[Collected data entries]
★ ★ ★ ★
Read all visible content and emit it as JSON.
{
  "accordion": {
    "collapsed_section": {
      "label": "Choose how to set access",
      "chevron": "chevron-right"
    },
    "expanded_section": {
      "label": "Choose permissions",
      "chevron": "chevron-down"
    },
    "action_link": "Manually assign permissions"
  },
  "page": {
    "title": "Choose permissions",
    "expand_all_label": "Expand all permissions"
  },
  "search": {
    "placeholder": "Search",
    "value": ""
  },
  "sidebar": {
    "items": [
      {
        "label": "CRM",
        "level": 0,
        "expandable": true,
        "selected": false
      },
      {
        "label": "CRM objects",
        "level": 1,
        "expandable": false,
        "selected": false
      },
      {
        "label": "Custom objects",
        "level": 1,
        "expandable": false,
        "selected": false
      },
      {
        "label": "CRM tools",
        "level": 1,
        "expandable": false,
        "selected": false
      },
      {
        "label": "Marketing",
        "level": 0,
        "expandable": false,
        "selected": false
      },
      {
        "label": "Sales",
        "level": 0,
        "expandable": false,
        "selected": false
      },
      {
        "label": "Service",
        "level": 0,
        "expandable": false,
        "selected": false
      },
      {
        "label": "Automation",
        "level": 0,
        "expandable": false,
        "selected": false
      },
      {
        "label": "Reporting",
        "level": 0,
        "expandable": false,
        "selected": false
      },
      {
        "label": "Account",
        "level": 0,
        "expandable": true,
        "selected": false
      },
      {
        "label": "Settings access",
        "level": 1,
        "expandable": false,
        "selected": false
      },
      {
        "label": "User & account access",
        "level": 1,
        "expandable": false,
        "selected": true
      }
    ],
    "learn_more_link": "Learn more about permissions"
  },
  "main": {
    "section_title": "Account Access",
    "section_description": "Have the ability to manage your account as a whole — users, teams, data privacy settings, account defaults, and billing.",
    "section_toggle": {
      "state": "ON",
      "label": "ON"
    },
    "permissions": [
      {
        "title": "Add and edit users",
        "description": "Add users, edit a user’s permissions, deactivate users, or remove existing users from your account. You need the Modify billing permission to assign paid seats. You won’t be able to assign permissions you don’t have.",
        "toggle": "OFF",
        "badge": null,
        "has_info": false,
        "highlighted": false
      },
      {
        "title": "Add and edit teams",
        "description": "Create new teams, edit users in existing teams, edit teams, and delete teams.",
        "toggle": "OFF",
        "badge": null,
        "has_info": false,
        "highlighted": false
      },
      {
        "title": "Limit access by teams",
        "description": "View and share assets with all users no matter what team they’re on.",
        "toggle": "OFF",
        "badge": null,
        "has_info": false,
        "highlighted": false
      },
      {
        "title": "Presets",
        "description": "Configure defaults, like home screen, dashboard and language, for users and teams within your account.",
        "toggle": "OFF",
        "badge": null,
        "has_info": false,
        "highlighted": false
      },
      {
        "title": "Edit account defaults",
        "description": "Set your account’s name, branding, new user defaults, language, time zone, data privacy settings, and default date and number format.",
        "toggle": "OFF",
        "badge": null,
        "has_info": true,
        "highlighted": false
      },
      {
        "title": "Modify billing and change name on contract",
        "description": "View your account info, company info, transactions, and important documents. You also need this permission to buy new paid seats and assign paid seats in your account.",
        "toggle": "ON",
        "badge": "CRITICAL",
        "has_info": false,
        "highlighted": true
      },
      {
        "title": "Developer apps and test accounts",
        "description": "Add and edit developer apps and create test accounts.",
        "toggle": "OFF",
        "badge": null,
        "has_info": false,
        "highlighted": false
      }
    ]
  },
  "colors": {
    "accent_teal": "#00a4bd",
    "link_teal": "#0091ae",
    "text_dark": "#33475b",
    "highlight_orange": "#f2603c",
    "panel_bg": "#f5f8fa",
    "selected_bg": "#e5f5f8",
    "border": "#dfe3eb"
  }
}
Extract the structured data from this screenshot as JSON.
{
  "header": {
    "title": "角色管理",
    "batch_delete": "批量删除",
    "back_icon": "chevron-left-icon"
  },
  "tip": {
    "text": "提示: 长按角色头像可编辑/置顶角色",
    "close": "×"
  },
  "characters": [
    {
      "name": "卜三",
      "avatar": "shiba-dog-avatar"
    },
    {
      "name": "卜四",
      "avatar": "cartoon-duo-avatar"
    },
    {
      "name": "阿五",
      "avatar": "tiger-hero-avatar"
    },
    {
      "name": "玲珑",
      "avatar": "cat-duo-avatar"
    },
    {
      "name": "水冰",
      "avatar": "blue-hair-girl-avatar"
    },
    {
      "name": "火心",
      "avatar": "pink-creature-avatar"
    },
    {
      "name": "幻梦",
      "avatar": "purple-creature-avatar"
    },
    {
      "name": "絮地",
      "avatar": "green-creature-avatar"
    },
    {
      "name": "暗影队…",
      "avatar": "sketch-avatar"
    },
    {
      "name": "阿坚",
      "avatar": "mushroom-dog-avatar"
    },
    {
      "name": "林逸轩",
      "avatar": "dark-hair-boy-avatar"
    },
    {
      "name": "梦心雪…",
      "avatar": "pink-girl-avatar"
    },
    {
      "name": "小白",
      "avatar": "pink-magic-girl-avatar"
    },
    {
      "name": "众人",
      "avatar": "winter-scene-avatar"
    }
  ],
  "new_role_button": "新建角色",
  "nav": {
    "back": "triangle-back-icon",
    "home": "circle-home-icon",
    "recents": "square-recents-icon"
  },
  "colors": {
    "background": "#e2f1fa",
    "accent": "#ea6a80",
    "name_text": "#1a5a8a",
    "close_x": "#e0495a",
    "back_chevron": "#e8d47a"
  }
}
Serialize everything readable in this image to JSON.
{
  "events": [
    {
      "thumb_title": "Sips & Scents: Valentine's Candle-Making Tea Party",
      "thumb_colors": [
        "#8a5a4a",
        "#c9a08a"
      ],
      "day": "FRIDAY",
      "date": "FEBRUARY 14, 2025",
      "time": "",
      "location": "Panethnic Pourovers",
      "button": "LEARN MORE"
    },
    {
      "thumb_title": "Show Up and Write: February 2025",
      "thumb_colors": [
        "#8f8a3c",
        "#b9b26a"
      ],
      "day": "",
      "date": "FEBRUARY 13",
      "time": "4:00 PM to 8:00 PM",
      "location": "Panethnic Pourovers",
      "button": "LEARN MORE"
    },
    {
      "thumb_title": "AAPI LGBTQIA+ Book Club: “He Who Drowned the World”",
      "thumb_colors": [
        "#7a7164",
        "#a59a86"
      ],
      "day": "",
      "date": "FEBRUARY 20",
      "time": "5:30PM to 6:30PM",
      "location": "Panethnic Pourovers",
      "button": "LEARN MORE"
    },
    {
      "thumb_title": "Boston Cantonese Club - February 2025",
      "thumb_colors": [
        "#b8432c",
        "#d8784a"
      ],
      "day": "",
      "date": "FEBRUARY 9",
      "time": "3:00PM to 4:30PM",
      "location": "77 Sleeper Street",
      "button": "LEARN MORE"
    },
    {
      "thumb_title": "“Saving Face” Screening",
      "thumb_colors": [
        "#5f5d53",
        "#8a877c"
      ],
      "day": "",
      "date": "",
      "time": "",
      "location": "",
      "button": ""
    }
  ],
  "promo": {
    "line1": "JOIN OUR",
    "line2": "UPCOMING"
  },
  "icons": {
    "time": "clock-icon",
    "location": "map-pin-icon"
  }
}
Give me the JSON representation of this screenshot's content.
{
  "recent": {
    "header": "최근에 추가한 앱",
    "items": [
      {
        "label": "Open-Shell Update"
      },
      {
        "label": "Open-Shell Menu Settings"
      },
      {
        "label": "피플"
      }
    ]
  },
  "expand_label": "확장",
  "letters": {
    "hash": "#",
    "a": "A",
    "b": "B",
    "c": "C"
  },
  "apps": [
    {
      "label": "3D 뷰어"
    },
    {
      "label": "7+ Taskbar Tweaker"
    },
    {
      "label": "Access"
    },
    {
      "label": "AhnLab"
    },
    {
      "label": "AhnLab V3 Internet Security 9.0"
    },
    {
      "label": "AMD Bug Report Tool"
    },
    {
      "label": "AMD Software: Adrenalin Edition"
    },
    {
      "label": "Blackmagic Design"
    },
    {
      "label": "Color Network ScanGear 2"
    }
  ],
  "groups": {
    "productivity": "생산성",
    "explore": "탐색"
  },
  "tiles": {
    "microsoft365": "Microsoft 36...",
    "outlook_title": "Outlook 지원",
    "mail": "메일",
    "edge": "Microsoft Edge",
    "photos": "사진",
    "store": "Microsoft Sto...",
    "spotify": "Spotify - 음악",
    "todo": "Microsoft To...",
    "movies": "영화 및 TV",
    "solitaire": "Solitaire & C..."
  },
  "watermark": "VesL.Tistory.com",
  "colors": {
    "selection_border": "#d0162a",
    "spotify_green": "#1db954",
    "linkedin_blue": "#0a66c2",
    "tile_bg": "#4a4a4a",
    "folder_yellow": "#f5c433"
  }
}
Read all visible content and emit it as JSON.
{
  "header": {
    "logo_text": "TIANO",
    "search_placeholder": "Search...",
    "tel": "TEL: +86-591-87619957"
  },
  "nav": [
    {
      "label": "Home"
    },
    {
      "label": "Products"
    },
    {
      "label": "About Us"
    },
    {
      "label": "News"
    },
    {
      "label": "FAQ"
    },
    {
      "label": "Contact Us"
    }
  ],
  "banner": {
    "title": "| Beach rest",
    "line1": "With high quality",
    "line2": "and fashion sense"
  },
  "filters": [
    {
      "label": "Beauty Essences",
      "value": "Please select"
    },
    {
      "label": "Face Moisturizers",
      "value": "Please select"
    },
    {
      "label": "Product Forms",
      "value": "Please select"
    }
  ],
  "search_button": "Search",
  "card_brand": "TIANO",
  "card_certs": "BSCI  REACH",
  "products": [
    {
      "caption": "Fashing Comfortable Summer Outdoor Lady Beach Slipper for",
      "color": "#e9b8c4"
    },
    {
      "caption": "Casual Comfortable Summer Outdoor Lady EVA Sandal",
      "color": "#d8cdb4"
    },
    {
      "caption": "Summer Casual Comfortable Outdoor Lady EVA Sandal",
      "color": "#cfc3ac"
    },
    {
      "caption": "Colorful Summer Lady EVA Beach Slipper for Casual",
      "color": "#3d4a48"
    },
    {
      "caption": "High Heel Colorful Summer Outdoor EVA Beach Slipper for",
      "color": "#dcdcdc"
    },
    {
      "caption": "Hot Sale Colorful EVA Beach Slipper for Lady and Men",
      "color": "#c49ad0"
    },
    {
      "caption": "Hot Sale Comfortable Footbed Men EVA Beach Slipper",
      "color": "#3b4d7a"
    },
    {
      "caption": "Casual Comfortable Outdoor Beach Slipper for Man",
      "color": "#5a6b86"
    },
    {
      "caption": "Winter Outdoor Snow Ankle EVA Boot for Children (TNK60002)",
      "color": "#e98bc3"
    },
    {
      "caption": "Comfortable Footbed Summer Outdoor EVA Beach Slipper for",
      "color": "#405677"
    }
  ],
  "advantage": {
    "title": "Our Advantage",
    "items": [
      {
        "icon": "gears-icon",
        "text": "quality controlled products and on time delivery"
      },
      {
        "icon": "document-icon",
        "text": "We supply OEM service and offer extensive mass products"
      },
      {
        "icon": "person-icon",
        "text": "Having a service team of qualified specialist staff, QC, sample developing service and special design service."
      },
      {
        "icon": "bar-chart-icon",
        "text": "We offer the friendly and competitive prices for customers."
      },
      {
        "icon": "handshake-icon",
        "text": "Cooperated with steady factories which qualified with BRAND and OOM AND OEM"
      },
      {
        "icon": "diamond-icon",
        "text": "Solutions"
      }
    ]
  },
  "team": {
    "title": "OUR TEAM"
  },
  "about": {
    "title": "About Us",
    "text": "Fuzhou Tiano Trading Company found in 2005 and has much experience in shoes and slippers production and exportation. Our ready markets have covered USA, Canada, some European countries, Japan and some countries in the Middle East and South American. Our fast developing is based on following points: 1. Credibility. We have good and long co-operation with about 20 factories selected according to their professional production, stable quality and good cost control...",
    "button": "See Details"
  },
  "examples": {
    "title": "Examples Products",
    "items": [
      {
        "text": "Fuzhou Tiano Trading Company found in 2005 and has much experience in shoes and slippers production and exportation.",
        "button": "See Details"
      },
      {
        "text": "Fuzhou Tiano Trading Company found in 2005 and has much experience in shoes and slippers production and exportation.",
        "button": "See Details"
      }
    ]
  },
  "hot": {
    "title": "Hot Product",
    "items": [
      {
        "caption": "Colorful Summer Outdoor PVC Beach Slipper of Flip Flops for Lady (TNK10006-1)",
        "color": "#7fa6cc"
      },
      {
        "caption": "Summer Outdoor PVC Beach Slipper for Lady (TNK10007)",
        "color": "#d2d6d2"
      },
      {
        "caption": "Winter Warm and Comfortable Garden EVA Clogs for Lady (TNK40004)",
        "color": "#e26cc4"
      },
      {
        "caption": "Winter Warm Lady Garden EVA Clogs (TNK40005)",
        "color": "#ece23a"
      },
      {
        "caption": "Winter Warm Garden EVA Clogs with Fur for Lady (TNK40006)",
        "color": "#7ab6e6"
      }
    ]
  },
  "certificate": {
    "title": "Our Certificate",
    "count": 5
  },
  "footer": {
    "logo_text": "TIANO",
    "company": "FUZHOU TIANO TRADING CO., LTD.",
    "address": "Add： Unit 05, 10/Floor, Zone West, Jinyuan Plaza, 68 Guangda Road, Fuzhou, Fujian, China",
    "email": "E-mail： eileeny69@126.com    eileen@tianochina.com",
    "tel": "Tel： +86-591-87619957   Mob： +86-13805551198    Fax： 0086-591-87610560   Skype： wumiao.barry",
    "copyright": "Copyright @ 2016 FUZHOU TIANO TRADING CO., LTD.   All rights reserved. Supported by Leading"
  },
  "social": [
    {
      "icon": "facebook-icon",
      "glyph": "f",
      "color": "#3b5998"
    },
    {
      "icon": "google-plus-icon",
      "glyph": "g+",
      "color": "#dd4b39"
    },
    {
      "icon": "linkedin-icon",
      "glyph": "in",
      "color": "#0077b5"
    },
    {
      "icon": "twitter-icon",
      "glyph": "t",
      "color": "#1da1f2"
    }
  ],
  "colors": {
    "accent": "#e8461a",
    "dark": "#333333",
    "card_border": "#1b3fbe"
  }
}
★ ★ ★ ★
Written instruction: Count the lines of the data that contain the string "Warm", and reply with that number alone.

Result of this task: 3